** TASK INPUT **
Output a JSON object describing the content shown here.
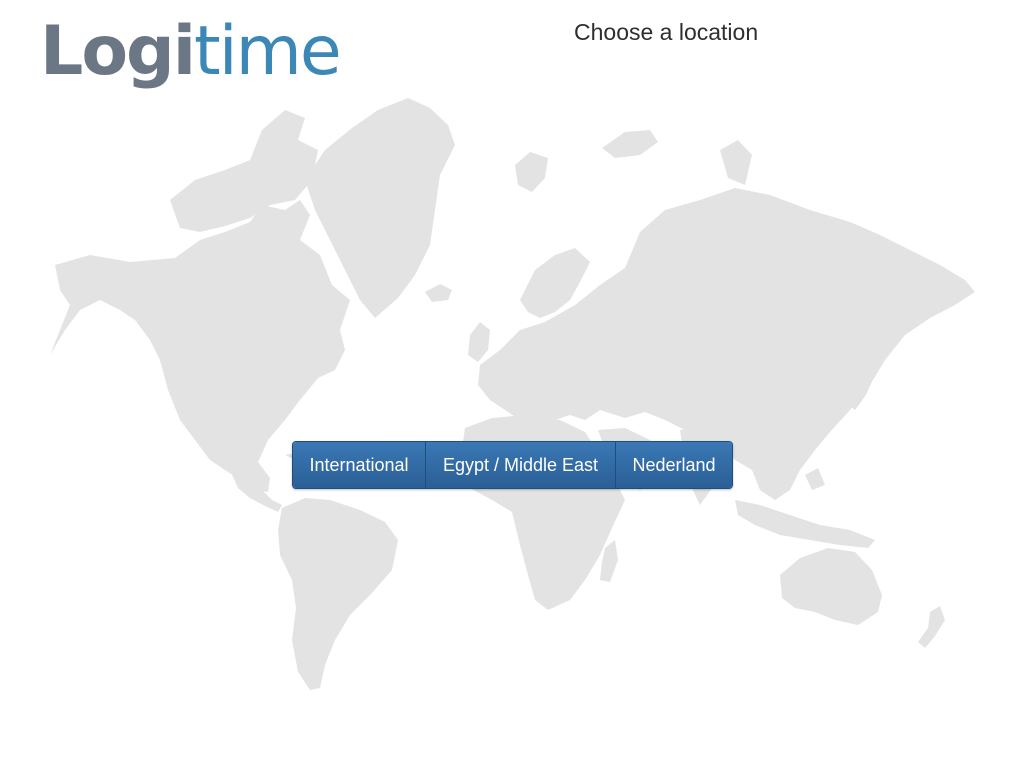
{
  "header": {
    "logo_part1": "Logi",
    "logo_part2": "time",
    "heading": "Choose a location"
  },
  "locations": [
    {
      "label": "International"
    },
    {
      "label": "Egypt / Middle East"
    },
    {
      "label": "Nederland"
    }
  ],
  "colors": {
    "logo_gray": "#6b7785",
    "logo_blue": "#3b87b5",
    "button_blue": "#2b5f96",
    "map_gray": "#e3e3e3"
  }
}
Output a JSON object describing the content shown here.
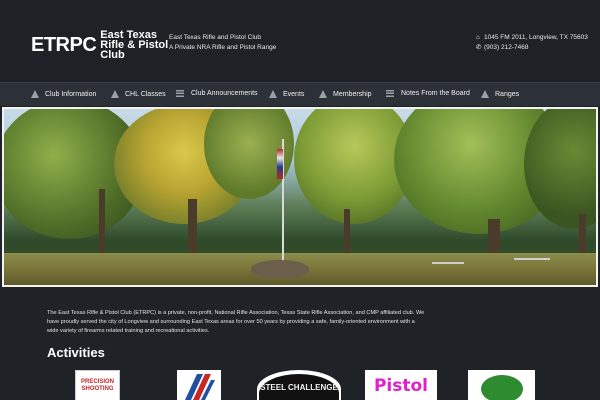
{
  "header": {
    "logo_abbr": "ETRPC",
    "logo_name": "East Texas Rifle & Pistol Club",
    "tagline_line1": "East Texas Rifle and Pistol Club",
    "tagline_line2": "A Private NRA Rifle and Pistol Range",
    "address": "1045 FM 2011, Longview, TX 75603",
    "phone": "(903) 212-7468"
  },
  "nav": {
    "items": [
      {
        "label": "Club Information",
        "icon": "triangle-icon"
      },
      {
        "label": "CHL Classes",
        "icon": "triangle-icon"
      },
      {
        "label": "Club Announcements",
        "icon": "menu-icon"
      },
      {
        "label": "Events",
        "icon": "triangle-icon"
      },
      {
        "label": "Membership",
        "icon": "triangle-icon"
      },
      {
        "label": "Notes From the Board",
        "icon": "menu-icon"
      },
      {
        "label": "Ranges",
        "icon": "triangle-icon"
      }
    ]
  },
  "about": {
    "text": "The East Texas Rifle & Pistol Club (ETRPC) is a private, non-profit, National Rifle Association, Texas State Rifle Association, and CMP affiliated club. We have proudly served the city of Longview and surrounding East Texas areas for over 50 years by providing a safe, family-oriented environment with a wide variety of firearms related training and recreational activities."
  },
  "activities": {
    "title": "Activities",
    "items": [
      {
        "label": "PRECISION SHOOTING"
      },
      {
        "label": ""
      },
      {
        "label": "STEEL CHALLENGE"
      },
      {
        "label": "Pistol"
      },
      {
        "label": ""
      }
    ]
  },
  "colors": {
    "background": "#1f2328",
    "nav": "#2c3137",
    "accent_pink": "#e020c8"
  }
}
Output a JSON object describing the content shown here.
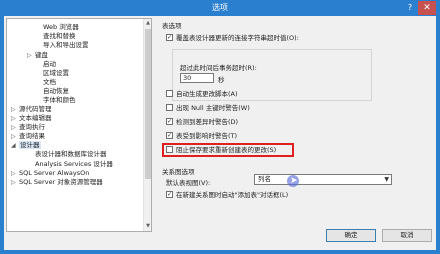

** TASK OBJECTIVE **
Output every entry word for word, but omit the pictures.

** RESULT **
Output a JSON object describing the content shown here.
{
  "header": {
    "logo_part1": "Logi",
    "logo_part2": "time",
    "heading": "Choose a location"
  },
  "locations": [
    {
      "label": "International"
    },
    {
      "label": "Egypt / Middle East"
    },
    {
      "label": "Nederland"
    }
  ],
  "colors": {
    "logo_gray": "#6b7785",
    "logo_blue": "#3b87b5",
    "button_blue": "#2b5f96",
    "map_gray": "#e3e3e3"
  }
}
Output a JSON object describing the content shown here.
{
  "header": {
    "logo_abbr": "ETRPC",
    "logo_name": "East Texas Rifle & Pistol Club",
    "tagline_line1": "East Texas Rifle and Pistol Club",
    "tagline_line2": "A Private NRA Rifle and Pistol Range",
    "address": "1045 FM 2011, Longview, TX 75603",
    "phone": "(903) 212-7468"
  },
  "nav": {
    "items": [
      {
        "label": "Club Information",
        "icon": "triangle-icon"
      },
      {
        "label": "CHL Classes",
        "icon": "triangle-icon"
      },
      {
        "label": "Club Announcements",
        "icon": "menu-icon"
      },
      {
        "label": "Events",
        "icon": "triangle-icon"
      },
      {
        "label": "Membership",
        "icon": "triangle-icon"
      },
      {
        "label": "Notes From the Board",
        "icon": "menu-icon"
      },
      {
        "label": "Ranges",
        "icon": "triangle-icon"
      }
    ]
  },
  "about": {
    "text": "The East Texas Rifle & Pistol Club (ETRPC) is a private, non-profit, National Rifle Association, Texas State Rifle Association, and CMP affiliated club. We have proudly served the city of Longview and surrounding East Texas areas for over 50 years by providing a safe, family-oriented environment with a wide variety of firearms related training and recreational activities."
  },
  "activities": {
    "title": "Activities",
    "items": [
      {
        "label": "PRECISION SHOOTING"
      },
      {
        "label": ""
      },
      {
        "label": "STEEL CHALLENGE"
      },
      {
        "label": "Pistol"
      },
      {
        "label": ""
      }
    ]
  },
  "colors": {
    "background": "#1f2328",
    "nav": "#2c3137",
    "accent_pink": "#e020c8"
  }
}
Output a JSON object describing the content shown here.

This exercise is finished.